* [YOUR INSTRUCTIONS]
Reproduce exactly, with no other output, every line of the data below from the line containing "Enumerate this screenshot's" to the end, inclusive.

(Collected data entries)
---

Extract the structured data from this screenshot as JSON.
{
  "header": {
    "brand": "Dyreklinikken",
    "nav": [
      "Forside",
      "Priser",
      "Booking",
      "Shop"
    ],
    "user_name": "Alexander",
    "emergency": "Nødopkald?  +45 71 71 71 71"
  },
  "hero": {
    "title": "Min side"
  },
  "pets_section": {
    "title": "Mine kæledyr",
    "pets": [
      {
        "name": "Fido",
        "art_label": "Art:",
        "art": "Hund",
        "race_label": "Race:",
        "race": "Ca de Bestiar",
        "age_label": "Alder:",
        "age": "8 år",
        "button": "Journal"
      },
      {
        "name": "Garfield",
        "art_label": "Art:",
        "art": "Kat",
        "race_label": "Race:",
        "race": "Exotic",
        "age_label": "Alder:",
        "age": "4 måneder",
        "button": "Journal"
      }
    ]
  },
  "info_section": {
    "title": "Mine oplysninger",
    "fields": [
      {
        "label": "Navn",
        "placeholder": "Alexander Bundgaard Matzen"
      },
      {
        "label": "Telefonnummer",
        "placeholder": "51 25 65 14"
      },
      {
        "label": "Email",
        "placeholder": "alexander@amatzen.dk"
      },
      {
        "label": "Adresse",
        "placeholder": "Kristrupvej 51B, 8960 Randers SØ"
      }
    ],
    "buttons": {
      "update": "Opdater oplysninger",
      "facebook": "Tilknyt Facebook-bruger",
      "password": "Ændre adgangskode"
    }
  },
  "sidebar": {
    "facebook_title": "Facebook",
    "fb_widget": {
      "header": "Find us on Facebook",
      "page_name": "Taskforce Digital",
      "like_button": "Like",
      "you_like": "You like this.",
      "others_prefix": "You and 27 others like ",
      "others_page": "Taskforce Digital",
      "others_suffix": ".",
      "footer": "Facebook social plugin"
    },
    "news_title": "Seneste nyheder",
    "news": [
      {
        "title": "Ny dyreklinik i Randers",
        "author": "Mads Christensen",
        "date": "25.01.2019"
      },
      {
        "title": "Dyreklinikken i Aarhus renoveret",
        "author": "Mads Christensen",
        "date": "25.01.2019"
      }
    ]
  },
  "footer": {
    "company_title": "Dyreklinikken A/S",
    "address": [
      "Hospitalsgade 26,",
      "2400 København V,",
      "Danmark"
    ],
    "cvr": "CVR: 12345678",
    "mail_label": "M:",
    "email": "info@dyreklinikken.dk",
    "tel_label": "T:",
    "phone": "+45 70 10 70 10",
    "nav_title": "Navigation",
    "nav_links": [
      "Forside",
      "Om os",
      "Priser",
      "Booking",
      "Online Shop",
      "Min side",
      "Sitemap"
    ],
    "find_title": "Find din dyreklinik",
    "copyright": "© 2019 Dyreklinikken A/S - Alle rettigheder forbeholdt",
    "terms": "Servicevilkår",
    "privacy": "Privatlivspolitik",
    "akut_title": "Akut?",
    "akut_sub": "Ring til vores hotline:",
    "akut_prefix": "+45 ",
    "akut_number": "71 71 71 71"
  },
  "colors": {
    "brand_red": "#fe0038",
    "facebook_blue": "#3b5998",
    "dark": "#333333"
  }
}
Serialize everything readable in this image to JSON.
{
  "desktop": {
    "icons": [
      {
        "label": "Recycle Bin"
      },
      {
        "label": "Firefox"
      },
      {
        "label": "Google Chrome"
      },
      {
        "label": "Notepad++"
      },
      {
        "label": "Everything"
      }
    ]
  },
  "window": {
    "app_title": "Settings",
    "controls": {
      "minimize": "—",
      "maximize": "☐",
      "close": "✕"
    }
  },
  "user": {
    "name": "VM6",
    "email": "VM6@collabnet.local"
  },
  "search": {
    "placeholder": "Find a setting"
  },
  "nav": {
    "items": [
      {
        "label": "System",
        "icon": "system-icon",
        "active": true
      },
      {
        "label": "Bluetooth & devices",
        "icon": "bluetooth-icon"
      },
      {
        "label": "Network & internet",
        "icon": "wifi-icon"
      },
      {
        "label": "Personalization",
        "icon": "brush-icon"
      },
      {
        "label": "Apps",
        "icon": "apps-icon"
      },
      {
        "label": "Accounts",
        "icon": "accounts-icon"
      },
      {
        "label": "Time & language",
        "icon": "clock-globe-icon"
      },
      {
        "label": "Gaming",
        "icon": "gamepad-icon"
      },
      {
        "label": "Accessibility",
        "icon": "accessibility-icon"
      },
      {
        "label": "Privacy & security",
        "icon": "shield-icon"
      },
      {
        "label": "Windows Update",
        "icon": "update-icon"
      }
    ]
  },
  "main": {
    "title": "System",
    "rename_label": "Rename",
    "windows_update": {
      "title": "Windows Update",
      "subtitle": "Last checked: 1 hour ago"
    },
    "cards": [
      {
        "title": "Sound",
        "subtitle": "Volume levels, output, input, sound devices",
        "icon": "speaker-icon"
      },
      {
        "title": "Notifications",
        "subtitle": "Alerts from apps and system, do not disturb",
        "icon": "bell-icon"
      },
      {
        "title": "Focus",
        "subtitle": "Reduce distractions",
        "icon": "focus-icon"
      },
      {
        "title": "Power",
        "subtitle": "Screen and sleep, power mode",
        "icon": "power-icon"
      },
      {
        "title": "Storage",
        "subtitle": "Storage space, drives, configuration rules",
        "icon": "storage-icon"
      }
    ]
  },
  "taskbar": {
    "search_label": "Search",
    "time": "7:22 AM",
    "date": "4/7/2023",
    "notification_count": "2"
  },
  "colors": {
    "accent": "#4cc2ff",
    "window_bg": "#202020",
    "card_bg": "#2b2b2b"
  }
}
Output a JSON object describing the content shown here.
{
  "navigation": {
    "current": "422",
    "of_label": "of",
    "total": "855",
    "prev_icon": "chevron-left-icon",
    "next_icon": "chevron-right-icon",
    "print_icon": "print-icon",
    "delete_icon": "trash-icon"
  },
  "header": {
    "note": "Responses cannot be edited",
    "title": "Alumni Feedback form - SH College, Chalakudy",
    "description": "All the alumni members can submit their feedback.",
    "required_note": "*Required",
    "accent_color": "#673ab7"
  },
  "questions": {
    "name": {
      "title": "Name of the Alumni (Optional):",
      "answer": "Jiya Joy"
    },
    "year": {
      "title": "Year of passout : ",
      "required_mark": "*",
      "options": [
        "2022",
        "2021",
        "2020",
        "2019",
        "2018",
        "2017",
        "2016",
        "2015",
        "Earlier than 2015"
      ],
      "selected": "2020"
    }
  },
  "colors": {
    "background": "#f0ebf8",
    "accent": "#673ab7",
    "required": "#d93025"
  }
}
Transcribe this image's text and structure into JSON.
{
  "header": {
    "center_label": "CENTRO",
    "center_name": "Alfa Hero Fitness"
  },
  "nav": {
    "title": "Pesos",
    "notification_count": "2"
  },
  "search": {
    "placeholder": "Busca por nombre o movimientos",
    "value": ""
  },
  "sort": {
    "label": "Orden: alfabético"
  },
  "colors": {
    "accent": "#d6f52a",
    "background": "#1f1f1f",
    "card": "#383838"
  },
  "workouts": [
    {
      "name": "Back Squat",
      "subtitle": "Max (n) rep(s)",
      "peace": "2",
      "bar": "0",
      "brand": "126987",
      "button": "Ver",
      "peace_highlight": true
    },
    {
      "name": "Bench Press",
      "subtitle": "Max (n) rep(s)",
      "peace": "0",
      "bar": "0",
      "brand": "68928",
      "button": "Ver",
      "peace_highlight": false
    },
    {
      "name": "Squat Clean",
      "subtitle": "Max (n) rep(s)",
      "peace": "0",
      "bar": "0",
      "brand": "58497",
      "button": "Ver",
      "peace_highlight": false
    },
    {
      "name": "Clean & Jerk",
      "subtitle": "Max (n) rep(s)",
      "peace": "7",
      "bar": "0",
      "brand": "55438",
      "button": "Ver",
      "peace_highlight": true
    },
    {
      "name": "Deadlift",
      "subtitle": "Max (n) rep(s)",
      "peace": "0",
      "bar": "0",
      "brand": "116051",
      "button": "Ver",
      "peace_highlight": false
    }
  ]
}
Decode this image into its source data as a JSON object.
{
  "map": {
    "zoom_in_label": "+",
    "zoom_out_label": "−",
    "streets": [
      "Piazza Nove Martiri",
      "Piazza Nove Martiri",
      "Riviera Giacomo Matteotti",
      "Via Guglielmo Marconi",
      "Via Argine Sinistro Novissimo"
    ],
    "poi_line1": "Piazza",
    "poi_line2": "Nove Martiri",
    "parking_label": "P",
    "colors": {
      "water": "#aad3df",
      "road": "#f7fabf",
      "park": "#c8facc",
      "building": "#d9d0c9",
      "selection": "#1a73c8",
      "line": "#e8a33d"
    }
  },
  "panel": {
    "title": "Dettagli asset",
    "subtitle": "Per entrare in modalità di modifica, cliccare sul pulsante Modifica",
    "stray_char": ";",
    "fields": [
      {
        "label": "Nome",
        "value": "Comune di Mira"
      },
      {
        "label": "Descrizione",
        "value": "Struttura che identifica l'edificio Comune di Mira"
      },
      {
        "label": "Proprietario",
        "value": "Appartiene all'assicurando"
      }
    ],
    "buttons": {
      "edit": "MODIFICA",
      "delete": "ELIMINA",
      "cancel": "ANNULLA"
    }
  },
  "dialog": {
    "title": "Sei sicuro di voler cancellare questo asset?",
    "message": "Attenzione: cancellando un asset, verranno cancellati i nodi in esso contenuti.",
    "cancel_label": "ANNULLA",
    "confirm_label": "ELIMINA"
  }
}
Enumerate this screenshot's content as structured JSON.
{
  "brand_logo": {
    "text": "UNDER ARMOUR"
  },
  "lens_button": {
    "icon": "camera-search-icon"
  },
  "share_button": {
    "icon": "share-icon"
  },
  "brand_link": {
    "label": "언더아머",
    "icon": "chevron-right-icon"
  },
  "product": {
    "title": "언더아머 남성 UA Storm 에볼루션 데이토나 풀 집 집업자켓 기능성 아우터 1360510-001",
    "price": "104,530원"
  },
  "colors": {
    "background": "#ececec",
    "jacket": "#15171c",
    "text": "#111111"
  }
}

---

* [WRITTEN RESPONSE]
Enumerate this screenshot's content as structured JSON.
{
  "brand_logo": {
    "text": "UNDER ARMOUR"
  },
  "lens_button": {
    "icon": "camera-search-icon"
  },
  "share_button": {
    "icon": "share-icon"
  },
  "brand_link": {
    "label": "언더아머",
    "icon": "chevron-right-icon"
  },
  "product": {
    "title": "언더아머 남성 UA Storm 에볼루션 데이토나 풀 집 집업자켓 기능성 아우터 1360510-001",
    "price": "104,530원"
  },
  "colors": {
    "background": "#ececec",
    "jacket": "#15171c",
    "text": "#111111"
  }
}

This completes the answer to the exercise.